**EXERCISE INSTRUCTIONS:** Identify all lines of the data containing the string "this" and copy them.

**Data listing:**
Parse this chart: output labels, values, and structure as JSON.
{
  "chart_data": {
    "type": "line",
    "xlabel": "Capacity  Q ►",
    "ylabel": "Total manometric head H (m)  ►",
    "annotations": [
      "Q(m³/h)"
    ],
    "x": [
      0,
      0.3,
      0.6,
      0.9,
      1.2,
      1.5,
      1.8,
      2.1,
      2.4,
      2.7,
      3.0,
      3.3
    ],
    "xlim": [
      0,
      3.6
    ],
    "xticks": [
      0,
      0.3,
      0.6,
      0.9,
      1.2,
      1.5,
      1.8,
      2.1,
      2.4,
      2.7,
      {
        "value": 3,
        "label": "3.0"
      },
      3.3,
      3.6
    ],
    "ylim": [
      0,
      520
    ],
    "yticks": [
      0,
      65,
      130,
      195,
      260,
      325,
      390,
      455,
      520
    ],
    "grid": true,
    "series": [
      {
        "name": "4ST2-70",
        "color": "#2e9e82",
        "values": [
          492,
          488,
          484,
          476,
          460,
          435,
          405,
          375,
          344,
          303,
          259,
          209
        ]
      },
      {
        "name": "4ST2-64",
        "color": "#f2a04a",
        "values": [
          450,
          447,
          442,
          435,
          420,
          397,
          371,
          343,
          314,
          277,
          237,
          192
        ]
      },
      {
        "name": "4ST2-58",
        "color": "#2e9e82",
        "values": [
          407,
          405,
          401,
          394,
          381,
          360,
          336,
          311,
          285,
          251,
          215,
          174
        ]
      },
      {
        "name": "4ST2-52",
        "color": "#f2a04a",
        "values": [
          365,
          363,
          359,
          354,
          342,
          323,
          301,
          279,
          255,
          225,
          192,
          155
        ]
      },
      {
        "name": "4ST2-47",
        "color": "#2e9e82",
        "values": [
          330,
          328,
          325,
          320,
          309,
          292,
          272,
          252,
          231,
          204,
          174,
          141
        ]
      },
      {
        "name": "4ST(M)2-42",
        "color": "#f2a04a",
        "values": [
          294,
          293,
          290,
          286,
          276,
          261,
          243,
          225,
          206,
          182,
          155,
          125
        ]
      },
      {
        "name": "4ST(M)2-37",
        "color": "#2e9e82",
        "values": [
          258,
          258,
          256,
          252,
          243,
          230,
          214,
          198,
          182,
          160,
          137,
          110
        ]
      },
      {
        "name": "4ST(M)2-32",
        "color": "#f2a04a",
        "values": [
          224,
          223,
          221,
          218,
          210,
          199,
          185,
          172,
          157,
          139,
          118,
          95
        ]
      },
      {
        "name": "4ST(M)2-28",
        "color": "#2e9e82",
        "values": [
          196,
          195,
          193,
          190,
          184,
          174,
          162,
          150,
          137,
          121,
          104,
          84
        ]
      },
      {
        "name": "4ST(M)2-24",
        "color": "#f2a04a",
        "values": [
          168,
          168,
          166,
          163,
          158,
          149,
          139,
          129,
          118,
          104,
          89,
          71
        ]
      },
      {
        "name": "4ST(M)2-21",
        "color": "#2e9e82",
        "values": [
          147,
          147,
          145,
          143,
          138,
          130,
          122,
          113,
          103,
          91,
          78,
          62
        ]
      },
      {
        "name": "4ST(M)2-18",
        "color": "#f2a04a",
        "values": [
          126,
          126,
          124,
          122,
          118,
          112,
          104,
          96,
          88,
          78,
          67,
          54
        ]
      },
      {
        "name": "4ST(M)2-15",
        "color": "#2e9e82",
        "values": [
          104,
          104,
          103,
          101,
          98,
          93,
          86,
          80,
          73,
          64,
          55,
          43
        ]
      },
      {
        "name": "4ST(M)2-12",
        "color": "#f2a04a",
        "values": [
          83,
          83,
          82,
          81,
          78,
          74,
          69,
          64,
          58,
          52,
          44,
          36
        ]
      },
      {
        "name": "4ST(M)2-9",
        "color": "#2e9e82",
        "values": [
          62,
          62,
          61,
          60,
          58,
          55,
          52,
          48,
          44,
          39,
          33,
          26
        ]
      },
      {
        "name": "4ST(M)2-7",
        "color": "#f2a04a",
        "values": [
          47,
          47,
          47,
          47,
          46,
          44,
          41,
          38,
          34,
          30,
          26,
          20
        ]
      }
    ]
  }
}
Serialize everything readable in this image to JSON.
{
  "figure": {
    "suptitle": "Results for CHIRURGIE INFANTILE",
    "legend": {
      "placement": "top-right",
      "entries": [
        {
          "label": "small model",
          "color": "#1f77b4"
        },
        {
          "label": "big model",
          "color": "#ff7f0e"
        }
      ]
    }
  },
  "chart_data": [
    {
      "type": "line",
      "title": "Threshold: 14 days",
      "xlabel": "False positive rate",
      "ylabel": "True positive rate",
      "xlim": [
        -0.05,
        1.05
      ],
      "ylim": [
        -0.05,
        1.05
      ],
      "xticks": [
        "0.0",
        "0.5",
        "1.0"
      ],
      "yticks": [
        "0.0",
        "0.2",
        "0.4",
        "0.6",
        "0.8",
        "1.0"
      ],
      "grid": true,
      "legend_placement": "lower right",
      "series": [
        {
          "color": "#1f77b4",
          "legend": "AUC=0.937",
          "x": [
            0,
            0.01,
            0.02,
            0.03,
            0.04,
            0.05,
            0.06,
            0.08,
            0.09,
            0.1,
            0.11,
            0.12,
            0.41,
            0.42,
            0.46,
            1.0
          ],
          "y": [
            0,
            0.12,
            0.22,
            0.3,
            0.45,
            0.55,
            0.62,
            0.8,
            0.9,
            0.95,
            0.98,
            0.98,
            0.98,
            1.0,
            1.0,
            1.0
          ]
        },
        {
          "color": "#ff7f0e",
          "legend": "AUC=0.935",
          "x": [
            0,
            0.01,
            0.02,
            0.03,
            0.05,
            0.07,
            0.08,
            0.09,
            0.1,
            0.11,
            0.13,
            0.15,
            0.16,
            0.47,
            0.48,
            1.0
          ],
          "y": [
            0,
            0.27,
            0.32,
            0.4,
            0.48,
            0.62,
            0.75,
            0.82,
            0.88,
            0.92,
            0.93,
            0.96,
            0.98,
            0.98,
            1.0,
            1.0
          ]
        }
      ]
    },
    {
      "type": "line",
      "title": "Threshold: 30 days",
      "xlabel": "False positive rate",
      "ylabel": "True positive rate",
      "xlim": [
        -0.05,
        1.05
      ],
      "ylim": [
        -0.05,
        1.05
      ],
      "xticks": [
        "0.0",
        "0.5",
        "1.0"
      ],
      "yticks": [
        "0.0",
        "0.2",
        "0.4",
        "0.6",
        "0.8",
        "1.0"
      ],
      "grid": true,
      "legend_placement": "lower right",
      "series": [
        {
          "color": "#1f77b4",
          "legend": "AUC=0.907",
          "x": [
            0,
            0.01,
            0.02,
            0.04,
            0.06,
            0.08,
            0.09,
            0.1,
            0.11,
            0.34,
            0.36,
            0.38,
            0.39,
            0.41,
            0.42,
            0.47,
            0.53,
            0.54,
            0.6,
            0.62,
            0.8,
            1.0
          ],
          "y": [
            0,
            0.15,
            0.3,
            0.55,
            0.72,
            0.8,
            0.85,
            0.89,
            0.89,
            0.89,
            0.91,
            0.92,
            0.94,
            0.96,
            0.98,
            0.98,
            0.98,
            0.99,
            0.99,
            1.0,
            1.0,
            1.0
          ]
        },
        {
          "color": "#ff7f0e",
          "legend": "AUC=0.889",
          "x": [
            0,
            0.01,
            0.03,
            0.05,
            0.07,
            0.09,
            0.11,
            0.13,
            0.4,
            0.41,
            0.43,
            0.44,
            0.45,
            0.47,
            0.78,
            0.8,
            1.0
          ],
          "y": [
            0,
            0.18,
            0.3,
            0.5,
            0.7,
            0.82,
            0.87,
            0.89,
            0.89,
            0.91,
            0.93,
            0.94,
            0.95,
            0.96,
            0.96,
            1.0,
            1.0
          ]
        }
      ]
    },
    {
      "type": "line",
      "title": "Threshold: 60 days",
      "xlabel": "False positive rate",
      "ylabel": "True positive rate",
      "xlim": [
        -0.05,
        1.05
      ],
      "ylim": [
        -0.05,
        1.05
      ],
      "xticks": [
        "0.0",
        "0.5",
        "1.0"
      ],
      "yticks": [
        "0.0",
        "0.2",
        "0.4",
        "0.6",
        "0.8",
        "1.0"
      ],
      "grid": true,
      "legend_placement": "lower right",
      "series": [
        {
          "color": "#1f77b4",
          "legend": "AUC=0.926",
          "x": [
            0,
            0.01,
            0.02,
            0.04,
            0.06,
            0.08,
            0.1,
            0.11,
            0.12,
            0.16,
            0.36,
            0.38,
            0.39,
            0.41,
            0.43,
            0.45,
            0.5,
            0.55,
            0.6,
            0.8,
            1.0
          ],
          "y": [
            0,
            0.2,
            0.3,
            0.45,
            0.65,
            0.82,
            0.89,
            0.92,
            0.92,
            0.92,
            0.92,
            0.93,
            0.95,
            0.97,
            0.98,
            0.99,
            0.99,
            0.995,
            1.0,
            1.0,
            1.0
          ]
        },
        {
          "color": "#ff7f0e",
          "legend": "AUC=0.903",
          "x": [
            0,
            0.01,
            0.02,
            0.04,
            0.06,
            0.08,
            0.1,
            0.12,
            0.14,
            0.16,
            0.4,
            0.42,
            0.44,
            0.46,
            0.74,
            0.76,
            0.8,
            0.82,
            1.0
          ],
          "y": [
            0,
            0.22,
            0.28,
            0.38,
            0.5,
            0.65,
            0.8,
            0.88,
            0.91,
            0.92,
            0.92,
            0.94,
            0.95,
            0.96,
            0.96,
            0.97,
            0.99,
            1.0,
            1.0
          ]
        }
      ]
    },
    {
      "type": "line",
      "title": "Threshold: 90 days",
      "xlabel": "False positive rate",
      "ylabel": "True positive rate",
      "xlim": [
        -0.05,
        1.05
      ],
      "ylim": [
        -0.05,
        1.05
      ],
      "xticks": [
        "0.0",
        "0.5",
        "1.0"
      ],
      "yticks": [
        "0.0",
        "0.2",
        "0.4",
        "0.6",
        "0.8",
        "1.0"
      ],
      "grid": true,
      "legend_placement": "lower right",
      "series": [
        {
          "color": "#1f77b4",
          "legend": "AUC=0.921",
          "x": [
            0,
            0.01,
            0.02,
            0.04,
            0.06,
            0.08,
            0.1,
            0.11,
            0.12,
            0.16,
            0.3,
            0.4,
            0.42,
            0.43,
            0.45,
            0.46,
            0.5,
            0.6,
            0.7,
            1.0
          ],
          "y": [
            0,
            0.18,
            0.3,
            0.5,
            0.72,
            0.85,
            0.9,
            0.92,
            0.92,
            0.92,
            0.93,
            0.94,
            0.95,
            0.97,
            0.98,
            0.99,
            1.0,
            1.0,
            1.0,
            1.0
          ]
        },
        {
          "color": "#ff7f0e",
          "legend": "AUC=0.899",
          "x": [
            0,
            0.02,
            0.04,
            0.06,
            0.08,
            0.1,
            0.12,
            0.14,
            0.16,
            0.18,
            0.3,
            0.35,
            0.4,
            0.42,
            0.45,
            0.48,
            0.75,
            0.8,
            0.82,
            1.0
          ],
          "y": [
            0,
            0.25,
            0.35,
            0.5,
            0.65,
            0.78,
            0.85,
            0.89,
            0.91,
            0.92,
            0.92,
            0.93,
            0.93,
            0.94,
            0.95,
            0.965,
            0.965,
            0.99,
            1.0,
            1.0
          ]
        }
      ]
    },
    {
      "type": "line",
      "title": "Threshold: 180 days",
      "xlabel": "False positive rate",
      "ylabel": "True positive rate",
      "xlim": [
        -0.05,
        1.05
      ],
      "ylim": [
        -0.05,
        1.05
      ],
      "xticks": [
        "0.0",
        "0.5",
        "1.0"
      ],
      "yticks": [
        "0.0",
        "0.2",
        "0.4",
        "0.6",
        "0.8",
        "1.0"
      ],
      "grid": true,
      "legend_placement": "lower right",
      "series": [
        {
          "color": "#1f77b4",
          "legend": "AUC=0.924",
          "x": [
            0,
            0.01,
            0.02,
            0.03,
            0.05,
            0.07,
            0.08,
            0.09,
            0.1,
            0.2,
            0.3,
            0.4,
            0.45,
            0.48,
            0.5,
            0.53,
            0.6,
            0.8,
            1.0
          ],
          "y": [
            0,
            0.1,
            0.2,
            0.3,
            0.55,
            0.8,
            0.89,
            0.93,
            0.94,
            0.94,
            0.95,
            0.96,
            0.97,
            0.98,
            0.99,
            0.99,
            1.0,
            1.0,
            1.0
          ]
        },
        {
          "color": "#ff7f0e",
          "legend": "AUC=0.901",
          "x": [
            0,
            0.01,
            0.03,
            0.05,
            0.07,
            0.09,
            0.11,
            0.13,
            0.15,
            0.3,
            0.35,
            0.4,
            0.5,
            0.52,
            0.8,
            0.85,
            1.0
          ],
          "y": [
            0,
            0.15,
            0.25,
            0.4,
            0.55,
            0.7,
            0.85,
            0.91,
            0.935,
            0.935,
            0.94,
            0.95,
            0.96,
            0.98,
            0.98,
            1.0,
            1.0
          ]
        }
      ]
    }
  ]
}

**COMPLETED EXERCISE:**
Parse this chart: output labels, values, and structure as JSON.
Serialize everything readable in this image to JSON.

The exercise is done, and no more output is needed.